Directive: Leave out the pictures and copy every record exactly.
---*---
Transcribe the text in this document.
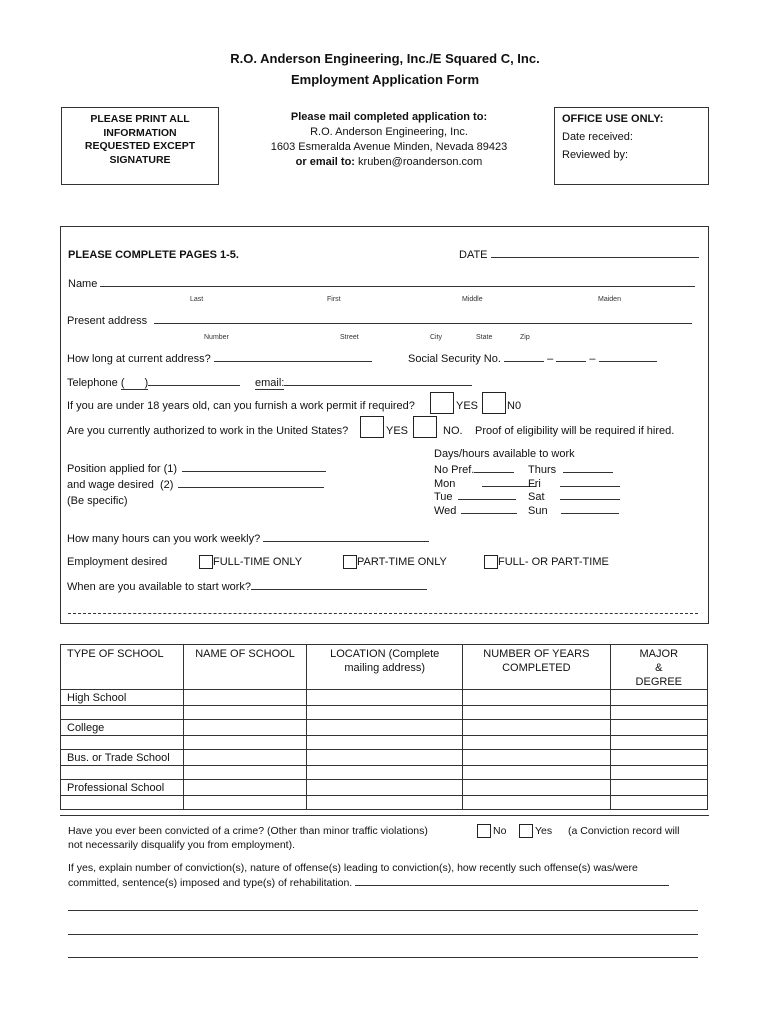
R.O. Anderson Engineering, Inc./E Squared C, Inc.
Employment Application Form
PLEASE PRINT ALL INFORMATION REQUESTED EXCEPT SIGNATURE
Please mail completed application to:
R.O. Anderson Engineering, Inc.
1603 Esmeralda Avenue Minden, Nevada 89423
or email to: kruben@roanderson.com
OFFICE USE ONLY:
Date received:
Reviewed by:
PLEASE COMPLETE PAGES 1-5.	DATE
Name
Last	First	Middle	Maiden
Present address
Number	Street	City	State	Zip
How long at current address?	Social Security No.	–	–
Telephone ( )	email:
If you are under 18 years old, can you furnish a work permit if required?	YES	N0
Are you currently authorized to work in the United States?	YES	NO. Proof of eligibility will be required if hired.
Days/hours available to work
No Pref.
Mon
Tue
Wed
Thurs
Fri
Sat
Sun
Position applied for (1)
and wage desired (2)
(Be specific)
How many hours can you work weekly?
Employment desired	FULL-TIME ONLY	PART-TIME ONLY	FULL- OR PART-TIME
When are you available to start work?
TYPE OF SCHOOL	NAME OF SCHOOL	LOCATION (Complete mailing address)	NUMBER OF YEARS COMPLETED	MAJOR & DEGREE
High School				

College				

Bus. or Trade School				

Professional School				

Have you ever been convicted of a crime? (Other than minor traffic violations)	No	Yes (a Conviction record will
not necessarily disqualify you from employment).
If yes, explain number of conviction(s), nature of offense(s) leading to conviction(s), how recently such offense(s) was/were
committed, sentence(s) imposed and type(s) of rehabilitation.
---*---
Correct result:
Transcribe the text in this document.
R.O. Anderson Engineering, Inc./E Squared C, Inc.
Employment Application Form
PLEASE PRINT ALL INFORMATION REQUESTED EXCEPT SIGNATURE
Please mail completed application to:
R.O. Anderson Engineering, Inc.
1603 Esmeralda Avenue Minden, Nevada 89423
or email to: kruben@roanderson.com
OFFICE USE ONLY:
Date received:
Reviewed by:
PLEASE COMPLETE PAGES 1-5.	DATE
Name
Last	First	Middle	Maiden
Present address
Number	Street	City	State	Zip
How long at current address?	Social Security No.	–	–
Telephone ( )	email:
If you are under 18 years old, can you furnish a work permit if required?	YES	N0
Are you currently authorized to work in the United States?	YES	NO. Proof of eligibility will be required if hired.
Days/hours available to work
No Pref.
Mon
Tue
Wed
Thurs
Fri
Sat
Sun
Position applied for (1)
and wage desired (2)
(Be specific)
How many hours can you work weekly?
Employment desired	FULL-TIME ONLY	PART-TIME ONLY	FULL- OR PART-TIME
When are you available to start work?
TYPE OF SCHOOL	NAME OF SCHOOL	LOCATION (Complete mailing address)	NUMBER OF YEARS COMPLETED	MAJOR & DEGREE
High School				

College				

Bus. or Trade School				

Professional School				

Have you ever been convicted of a crime? (Other than minor traffic violations)	No	Yes (a Conviction record will
not necessarily disqualify you from employment).
If yes, explain number of conviction(s), nature of offense(s) leading to conviction(s), how recently such offense(s) was/were
committed, sentence(s) imposed and type(s) of rehabilitation.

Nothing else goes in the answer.